▶ WHAT THE TASK ASKS
Can you reproduce every line of the records below character for character, leaving out the pictures?

-------- DATA EXTRACT --------

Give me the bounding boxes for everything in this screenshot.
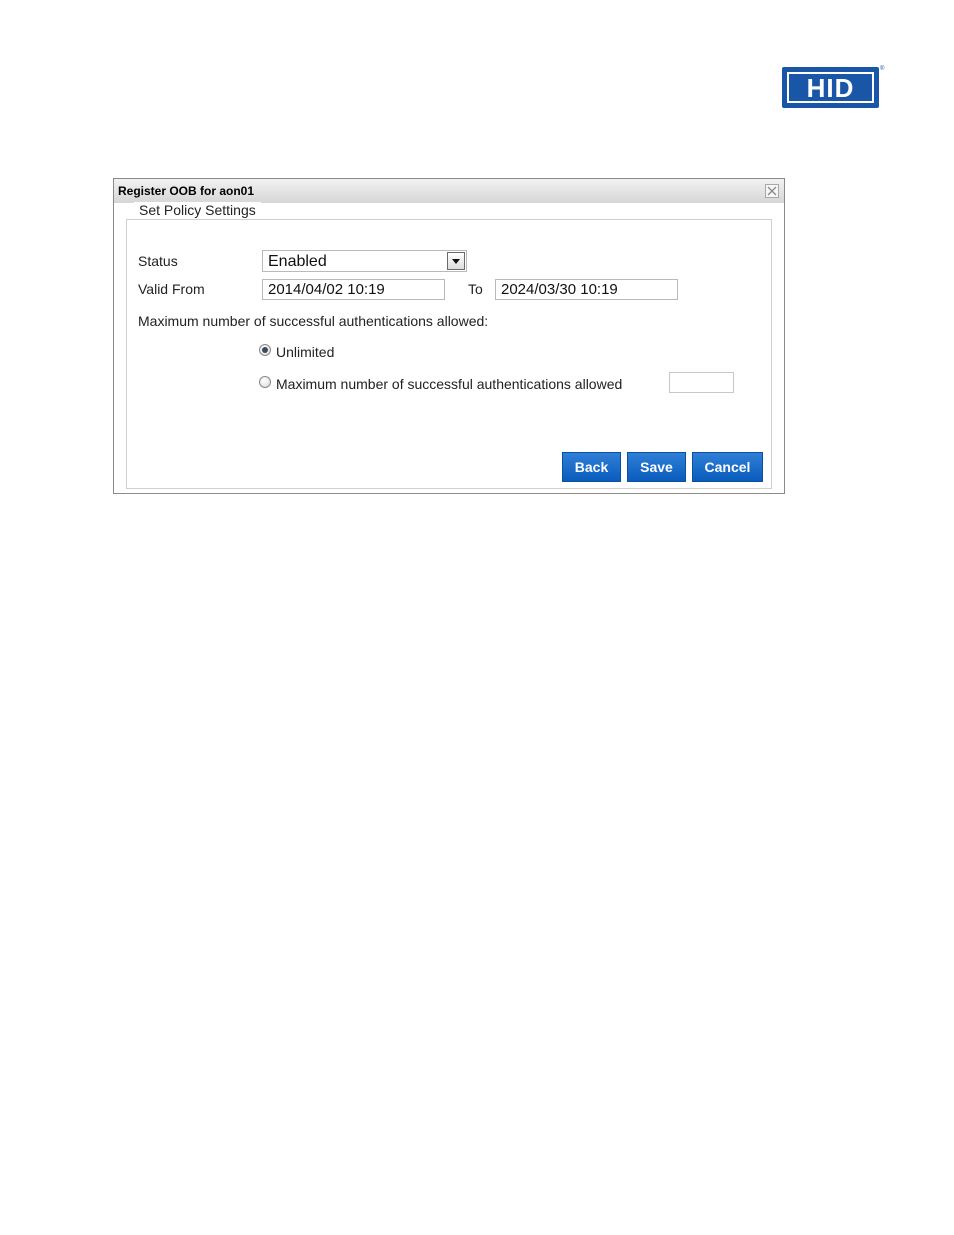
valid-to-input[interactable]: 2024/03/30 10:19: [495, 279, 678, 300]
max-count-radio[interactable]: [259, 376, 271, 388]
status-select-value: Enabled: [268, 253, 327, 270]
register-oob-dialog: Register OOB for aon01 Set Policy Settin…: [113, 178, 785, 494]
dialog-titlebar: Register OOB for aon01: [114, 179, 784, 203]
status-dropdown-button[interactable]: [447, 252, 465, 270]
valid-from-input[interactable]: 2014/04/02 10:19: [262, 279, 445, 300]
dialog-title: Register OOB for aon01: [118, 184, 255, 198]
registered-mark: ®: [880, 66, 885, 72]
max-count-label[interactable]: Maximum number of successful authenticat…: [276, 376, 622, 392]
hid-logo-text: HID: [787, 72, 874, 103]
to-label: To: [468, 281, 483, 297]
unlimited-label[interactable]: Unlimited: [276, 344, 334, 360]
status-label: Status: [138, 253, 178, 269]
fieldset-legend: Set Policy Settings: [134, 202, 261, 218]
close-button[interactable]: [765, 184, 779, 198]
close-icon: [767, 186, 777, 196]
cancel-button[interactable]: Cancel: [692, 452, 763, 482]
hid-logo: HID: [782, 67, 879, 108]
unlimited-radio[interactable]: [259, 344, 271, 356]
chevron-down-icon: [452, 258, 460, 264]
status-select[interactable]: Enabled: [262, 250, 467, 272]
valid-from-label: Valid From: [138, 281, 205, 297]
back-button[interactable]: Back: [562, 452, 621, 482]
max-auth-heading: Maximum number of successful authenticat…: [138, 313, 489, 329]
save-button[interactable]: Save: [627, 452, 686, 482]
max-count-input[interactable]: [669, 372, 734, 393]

--------

▶ SOLUTION TO THE EXERCISE
Give me the bounding boxes for everything in this screenshot.
valid-to-input[interactable]: 2024/03/30 10:19: [495, 279, 678, 300]
max-count-radio[interactable]: [259, 376, 271, 388]
status-select-value: Enabled: [268, 253, 327, 270]
register-oob-dialog: Register OOB for aon01 Set Policy Settin…: [113, 178, 785, 494]
dialog-titlebar: Register OOB for aon01: [114, 179, 784, 203]
status-dropdown-button[interactable]: [447, 252, 465, 270]
valid-from-input[interactable]: 2014/04/02 10:19: [262, 279, 445, 300]
dialog-title: Register OOB for aon01: [118, 184, 255, 198]
registered-mark: ®: [880, 66, 885, 72]
max-count-label[interactable]: Maximum number of successful authenticat…: [276, 376, 622, 392]
hid-logo-text: HID: [787, 72, 874, 103]
to-label: To: [468, 281, 483, 297]
unlimited-label[interactable]: Unlimited: [276, 344, 334, 360]
status-label: Status: [138, 253, 178, 269]
fieldset-legend: Set Policy Settings: [134, 202, 261, 218]
close-button[interactable]: [765, 184, 779, 198]
close-icon: [767, 186, 777, 196]
cancel-button[interactable]: Cancel: [692, 452, 763, 482]
hid-logo: HID: [782, 67, 879, 108]
unlimited-radio[interactable]: [259, 344, 271, 356]
chevron-down-icon: [452, 258, 460, 264]
status-select[interactable]: Enabled: [262, 250, 467, 272]
valid-from-label: Valid From: [138, 281, 205, 297]
back-button[interactable]: Back: [562, 452, 621, 482]
max-auth-heading: Maximum number of successful authenticat…: [138, 313, 489, 329]
save-button[interactable]: Save: [627, 452, 686, 482]
max-count-input[interactable]: [669, 372, 734, 393]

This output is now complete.